What you will do
Your task is to repeat the listing exactly.
§ §
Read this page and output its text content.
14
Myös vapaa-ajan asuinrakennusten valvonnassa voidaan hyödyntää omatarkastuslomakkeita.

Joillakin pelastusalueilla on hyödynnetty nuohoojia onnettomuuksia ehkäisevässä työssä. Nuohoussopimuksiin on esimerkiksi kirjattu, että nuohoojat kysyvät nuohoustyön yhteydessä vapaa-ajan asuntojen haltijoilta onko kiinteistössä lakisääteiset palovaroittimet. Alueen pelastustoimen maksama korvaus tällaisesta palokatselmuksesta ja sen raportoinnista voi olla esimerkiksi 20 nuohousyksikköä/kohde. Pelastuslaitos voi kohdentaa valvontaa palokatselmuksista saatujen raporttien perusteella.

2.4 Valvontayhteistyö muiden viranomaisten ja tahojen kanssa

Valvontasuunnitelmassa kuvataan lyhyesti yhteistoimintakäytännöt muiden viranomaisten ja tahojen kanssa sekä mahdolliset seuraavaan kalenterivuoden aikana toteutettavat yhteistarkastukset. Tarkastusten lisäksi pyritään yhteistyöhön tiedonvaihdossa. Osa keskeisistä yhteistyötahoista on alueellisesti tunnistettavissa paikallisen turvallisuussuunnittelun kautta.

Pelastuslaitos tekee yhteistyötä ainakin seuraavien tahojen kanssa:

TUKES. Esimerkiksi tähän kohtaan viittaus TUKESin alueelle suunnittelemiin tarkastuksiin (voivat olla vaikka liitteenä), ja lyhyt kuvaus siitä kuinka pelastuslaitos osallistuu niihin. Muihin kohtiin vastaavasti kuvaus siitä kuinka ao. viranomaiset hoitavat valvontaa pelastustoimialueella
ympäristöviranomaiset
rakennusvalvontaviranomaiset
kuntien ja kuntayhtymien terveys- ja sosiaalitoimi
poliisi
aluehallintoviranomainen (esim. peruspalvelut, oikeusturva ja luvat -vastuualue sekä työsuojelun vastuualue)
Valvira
§ §
Written reply
Read this page and output its text content.
14
Myös vapaa-ajan asuinrakennusten valvonnassa voidaan hyödyntää omatarkastuslomakkeita.

Joillakin pelastusalueilla on hyödynnetty nuohoojia onnettomuuksia ehkäisevässä työssä. Nuohoussopimuksiin on esimerkiksi kirjattu, että nuohoojat kysyvät nuohoustyön yhteydessä vapaa-ajan asuntojen haltijoilta onko kiinteistössä lakisääteiset palovaroittimet. Alueen pelastustoimen maksama korvaus tällaisesta palokatselmuksesta ja sen raportoinnista voi olla esimerkiksi 20 nuohousyksikköä/kohde. Pelastuslaitos voi kohdentaa valvontaa palokatselmuksista saatujen raporttien perusteella.

2.4 Valvontayhteistyö muiden viranomaisten ja tahojen kanssa

Valvontasuunnitelmassa kuvataan lyhyesti yhteistoimintakäytännöt muiden viranomaisten ja tahojen kanssa sekä mahdolliset seuraavaan kalenterivuoden aikana toteutettavat yhteistarkastukset. Tarkastusten lisäksi pyritään yhteistyöhön tiedonvaihdossa. Osa keskeisistä yhteistyötahoista on alueellisesti tunnistettavissa paikallisen turvallisuussuunnittelun kautta.

Pelastuslaitos tekee yhteistyötä ainakin seuraavien tahojen kanssa:

TUKES. Esimerkiksi tähän kohtaan viittaus TUKESin alueelle suunnittelemiin tarkastuksiin (voivat olla vaikka liitteenä), ja lyhyt kuvaus siitä kuinka pelastuslaitos osallistuu niihin. Muihin kohtiin vastaavasti kuvaus siitä kuinka ao. viranomaiset hoitavat valvontaa pelastustoimialueella
ympäristöviranomaiset
rakennusvalvontaviranomaiset
kuntien ja kuntayhtymien terveys- ja sosiaalitoimi
poliisi
aluehallintoviranomainen (esim. peruspalvelut, oikeusturva ja luvat -vastuualue sekä työsuojelun vastuualue)
Valvira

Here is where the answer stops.